▶ WHAT TO DO: Show, in full, each line of the data that contains "Tipi".

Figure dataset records
-=-=-
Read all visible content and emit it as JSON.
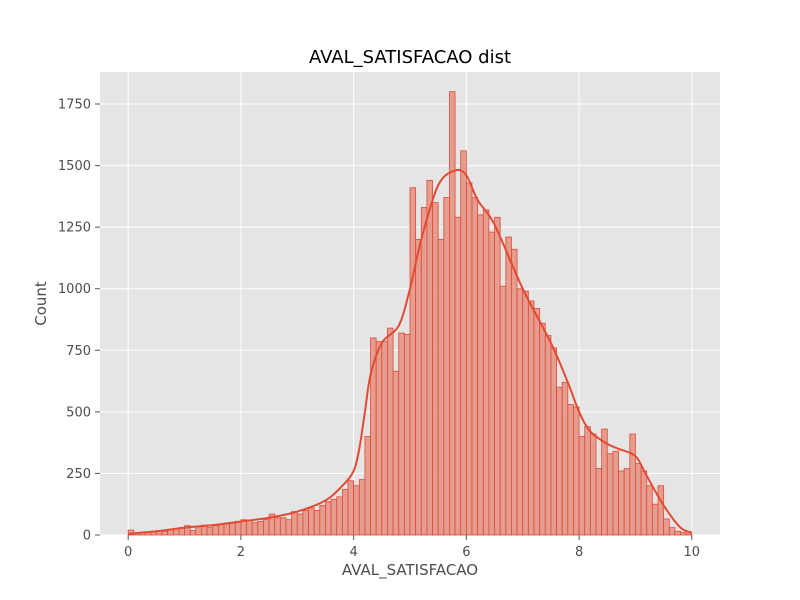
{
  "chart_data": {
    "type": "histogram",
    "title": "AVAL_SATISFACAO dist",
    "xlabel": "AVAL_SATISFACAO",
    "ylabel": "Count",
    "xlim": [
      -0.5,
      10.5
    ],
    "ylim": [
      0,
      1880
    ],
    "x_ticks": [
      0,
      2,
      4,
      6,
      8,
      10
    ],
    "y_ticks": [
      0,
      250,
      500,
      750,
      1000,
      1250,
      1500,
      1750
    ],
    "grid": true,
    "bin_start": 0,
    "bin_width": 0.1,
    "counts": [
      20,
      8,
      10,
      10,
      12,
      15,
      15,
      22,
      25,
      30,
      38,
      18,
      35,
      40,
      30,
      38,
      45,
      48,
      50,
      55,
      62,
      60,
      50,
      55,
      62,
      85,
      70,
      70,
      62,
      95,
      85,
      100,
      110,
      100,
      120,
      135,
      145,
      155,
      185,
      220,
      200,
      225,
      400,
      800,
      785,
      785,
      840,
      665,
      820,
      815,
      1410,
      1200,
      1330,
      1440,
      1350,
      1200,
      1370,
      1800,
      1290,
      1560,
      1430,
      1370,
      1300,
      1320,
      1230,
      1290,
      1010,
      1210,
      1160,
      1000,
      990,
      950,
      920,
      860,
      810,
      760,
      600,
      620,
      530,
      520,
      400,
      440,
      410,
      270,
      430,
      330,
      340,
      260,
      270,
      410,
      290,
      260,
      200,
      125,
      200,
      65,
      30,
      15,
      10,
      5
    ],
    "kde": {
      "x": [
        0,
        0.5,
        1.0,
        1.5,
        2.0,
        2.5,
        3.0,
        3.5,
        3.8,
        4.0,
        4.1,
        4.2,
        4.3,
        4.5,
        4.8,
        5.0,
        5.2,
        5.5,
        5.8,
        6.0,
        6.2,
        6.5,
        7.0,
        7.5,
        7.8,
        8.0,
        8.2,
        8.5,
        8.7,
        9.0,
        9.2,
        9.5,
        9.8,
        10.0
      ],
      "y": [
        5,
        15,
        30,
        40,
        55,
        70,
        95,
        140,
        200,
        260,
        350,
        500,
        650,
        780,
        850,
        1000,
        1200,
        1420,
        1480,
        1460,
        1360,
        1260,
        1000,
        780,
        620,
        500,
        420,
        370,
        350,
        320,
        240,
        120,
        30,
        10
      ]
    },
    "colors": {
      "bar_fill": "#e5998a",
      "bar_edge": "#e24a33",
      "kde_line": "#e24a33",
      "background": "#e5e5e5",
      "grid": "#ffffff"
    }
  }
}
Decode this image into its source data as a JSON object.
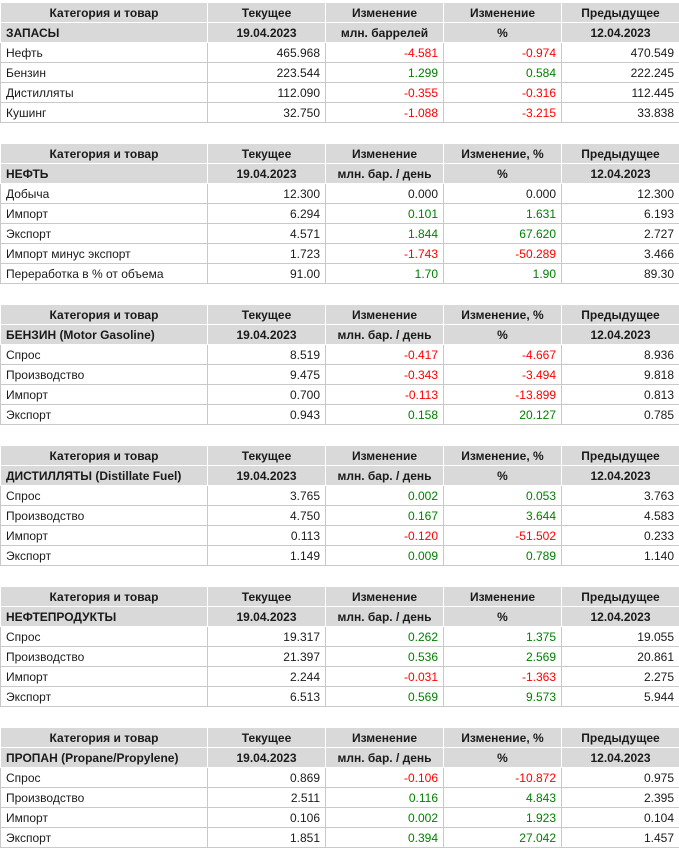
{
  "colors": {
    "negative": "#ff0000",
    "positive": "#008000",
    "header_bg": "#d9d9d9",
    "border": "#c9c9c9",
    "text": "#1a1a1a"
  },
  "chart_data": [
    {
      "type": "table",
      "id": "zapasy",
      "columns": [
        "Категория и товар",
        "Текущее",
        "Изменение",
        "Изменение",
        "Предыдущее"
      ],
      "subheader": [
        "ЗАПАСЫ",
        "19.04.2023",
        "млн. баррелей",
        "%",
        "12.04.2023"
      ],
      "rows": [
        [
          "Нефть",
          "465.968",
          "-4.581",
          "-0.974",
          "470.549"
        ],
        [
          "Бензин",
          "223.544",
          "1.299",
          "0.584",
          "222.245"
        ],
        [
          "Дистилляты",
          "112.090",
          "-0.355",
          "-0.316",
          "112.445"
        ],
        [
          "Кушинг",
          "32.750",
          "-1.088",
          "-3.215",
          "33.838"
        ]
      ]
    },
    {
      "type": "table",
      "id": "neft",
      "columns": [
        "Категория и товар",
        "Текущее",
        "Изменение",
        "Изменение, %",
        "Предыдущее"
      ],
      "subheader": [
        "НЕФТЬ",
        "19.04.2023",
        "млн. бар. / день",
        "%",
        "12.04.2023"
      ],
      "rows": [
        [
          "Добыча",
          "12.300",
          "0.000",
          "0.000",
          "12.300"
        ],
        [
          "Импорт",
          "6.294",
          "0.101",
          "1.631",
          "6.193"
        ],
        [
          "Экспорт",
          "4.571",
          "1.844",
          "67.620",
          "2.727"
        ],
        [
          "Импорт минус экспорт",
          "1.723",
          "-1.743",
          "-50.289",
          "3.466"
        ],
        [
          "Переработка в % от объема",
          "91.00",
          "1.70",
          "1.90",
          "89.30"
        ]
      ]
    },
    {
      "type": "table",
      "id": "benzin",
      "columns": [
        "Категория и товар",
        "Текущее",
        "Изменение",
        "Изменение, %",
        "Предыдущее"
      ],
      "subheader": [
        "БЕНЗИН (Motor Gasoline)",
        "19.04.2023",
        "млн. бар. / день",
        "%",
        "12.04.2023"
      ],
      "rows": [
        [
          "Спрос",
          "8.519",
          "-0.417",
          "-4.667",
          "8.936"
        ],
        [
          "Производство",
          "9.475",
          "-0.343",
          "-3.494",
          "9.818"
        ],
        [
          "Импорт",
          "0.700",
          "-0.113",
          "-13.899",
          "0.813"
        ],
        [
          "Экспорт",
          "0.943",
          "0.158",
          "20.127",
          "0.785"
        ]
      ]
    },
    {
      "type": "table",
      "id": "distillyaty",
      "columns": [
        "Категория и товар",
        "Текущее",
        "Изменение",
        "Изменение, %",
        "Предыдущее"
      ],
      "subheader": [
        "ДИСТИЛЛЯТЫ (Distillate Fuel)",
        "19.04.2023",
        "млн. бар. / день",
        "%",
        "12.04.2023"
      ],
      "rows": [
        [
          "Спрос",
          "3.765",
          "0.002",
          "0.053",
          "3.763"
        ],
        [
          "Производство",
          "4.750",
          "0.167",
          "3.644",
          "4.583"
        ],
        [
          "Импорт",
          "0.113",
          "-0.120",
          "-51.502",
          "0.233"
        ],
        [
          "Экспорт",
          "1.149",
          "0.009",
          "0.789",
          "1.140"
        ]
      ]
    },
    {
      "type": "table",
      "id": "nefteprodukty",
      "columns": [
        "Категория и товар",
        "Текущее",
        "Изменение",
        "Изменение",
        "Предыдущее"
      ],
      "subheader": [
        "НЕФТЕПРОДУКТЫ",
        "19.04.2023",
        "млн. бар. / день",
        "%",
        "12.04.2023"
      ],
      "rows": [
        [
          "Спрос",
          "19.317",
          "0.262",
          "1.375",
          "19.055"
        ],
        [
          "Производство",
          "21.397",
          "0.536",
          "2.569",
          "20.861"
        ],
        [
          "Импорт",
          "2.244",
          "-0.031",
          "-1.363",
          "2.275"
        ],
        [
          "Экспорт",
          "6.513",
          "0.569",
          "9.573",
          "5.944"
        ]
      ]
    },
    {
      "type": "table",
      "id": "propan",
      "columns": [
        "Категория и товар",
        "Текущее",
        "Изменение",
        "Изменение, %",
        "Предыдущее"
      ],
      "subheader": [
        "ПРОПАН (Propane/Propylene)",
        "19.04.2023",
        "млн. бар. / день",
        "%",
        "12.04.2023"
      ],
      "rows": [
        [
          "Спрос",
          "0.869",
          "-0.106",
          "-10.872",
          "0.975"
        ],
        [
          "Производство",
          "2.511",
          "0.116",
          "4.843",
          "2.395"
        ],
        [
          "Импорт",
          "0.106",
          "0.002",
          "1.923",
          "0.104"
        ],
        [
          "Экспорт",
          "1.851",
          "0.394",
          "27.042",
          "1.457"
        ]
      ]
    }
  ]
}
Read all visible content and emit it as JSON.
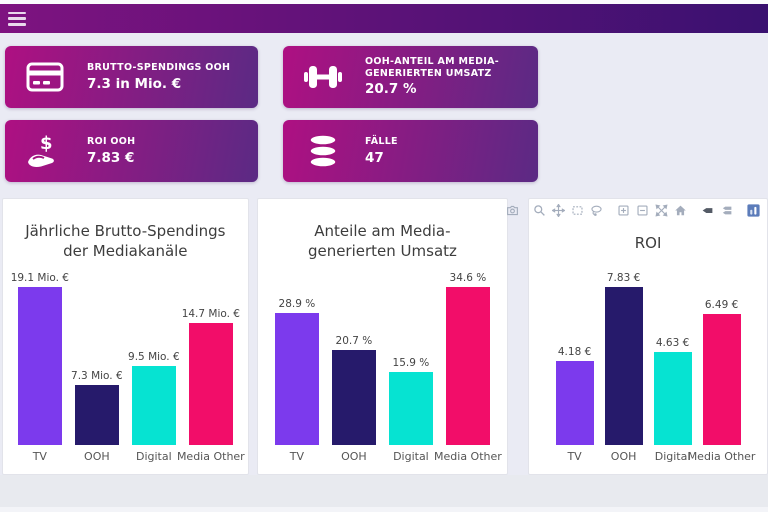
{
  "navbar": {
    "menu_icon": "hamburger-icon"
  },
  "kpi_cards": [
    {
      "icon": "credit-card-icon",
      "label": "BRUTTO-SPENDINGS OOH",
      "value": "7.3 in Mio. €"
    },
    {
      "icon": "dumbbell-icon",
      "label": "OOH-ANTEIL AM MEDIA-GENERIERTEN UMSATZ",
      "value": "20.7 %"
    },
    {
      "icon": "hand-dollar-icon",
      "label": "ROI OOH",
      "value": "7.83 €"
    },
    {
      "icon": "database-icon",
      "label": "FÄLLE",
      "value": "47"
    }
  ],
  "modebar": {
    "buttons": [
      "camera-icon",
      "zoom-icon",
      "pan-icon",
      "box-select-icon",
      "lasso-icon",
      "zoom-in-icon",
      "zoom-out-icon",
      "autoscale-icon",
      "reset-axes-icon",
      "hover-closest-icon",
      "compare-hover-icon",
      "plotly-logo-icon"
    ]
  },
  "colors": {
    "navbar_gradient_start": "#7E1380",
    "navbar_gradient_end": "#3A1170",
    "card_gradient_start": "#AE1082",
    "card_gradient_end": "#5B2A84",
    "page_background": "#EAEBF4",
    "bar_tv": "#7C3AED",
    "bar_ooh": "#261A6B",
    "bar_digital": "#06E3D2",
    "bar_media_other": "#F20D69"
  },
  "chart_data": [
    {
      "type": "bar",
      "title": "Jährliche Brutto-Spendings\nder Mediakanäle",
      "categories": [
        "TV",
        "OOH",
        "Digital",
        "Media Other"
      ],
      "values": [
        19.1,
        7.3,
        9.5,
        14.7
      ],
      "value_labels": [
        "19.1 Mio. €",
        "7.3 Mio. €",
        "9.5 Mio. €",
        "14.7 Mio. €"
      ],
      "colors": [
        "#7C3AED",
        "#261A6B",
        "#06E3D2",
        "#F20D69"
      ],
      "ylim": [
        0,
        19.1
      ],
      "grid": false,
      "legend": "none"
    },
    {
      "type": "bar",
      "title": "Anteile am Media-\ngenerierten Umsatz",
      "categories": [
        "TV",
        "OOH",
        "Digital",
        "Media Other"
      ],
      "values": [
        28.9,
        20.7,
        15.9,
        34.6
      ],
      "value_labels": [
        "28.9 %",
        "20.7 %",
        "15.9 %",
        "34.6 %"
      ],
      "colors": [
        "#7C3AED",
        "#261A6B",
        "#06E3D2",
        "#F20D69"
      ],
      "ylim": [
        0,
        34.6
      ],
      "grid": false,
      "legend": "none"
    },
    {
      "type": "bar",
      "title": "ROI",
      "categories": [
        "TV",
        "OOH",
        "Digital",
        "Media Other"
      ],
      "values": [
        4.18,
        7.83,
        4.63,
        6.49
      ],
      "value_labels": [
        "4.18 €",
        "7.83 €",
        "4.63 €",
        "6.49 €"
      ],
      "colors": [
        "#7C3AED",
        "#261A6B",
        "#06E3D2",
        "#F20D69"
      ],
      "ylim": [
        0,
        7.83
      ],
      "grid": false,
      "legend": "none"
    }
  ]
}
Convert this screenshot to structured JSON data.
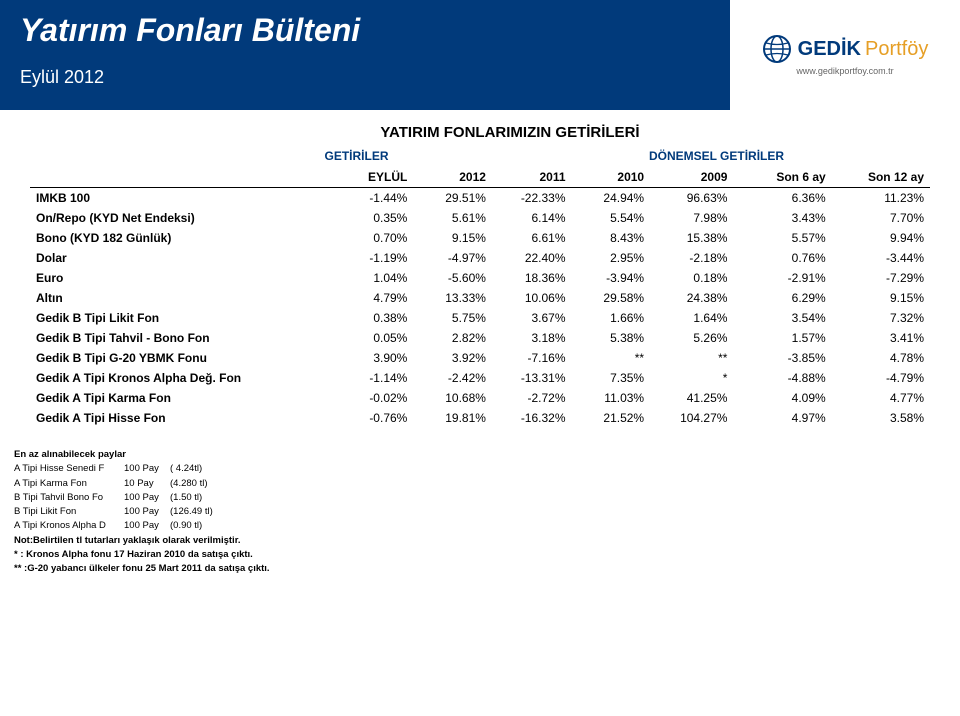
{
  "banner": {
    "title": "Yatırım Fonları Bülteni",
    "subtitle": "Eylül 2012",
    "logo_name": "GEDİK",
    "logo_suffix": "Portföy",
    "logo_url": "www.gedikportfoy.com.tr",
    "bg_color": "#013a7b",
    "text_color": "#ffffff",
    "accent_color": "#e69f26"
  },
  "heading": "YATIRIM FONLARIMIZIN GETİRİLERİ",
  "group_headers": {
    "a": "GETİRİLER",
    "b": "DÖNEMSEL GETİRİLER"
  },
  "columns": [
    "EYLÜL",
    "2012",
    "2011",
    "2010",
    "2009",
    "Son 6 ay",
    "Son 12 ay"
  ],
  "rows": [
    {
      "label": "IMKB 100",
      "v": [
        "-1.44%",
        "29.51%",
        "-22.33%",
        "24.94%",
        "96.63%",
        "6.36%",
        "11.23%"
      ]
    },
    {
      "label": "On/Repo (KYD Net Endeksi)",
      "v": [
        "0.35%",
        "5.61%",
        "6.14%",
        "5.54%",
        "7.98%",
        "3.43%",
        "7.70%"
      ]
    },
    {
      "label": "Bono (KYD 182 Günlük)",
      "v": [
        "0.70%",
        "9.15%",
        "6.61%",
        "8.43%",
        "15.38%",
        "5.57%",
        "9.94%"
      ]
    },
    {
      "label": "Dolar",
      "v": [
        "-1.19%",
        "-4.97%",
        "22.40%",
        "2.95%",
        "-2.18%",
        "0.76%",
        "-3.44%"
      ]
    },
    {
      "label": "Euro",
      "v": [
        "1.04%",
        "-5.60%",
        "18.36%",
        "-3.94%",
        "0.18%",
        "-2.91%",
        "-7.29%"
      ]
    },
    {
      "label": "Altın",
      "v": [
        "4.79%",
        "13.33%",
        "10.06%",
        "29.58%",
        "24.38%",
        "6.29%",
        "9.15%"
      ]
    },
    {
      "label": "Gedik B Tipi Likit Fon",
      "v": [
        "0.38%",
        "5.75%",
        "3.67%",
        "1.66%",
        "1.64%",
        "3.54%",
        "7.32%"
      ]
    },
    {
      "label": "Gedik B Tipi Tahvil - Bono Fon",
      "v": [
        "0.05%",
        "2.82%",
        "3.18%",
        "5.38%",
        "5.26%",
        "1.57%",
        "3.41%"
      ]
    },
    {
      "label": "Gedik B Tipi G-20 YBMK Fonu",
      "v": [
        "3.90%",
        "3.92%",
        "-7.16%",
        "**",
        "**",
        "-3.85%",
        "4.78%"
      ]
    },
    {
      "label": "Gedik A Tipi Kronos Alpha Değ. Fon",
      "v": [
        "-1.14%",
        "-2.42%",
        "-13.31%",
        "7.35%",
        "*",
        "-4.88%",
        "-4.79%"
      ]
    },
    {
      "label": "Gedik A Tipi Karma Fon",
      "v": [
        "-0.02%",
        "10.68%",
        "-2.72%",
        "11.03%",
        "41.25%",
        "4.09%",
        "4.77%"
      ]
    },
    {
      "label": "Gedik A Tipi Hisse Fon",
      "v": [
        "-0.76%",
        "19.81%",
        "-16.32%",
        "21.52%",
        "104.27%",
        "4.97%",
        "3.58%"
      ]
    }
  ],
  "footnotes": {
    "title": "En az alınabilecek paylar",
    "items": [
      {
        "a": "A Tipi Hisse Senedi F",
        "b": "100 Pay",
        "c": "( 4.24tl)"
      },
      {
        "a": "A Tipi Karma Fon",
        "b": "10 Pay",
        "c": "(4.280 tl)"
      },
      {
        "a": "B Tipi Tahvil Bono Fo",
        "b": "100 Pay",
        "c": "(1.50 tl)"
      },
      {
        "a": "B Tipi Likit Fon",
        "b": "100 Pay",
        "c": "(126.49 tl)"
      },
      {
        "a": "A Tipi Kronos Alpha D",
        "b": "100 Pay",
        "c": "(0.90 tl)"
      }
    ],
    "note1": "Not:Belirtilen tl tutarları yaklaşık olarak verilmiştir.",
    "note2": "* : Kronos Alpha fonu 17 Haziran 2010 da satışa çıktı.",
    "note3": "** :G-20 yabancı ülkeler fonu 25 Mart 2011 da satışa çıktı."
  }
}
-=-=-
▶ TASK RESULT:
      "label": "Gedik B Tipi Likit Fon",
      "label": "Gedik B Tipi Tahvil - Bono Fon",
      "label": "Gedik B Tipi G-20 YBMK Fonu",
      "label": "Gedik A Tipi Kronos Alpha Değ. Fon",
      "label": "Gedik A Tipi Karma Fon",
      "label": "Gedik A Tipi Hisse Fon",
        "a": "A Tipi Hisse Senedi F",
        "a": "A Tipi Karma Fon",
        "a": "B Tipi Tahvil Bono Fo",
        "a": "B Tipi Likit Fon",
        "a": "A Tipi Kronos Alpha D",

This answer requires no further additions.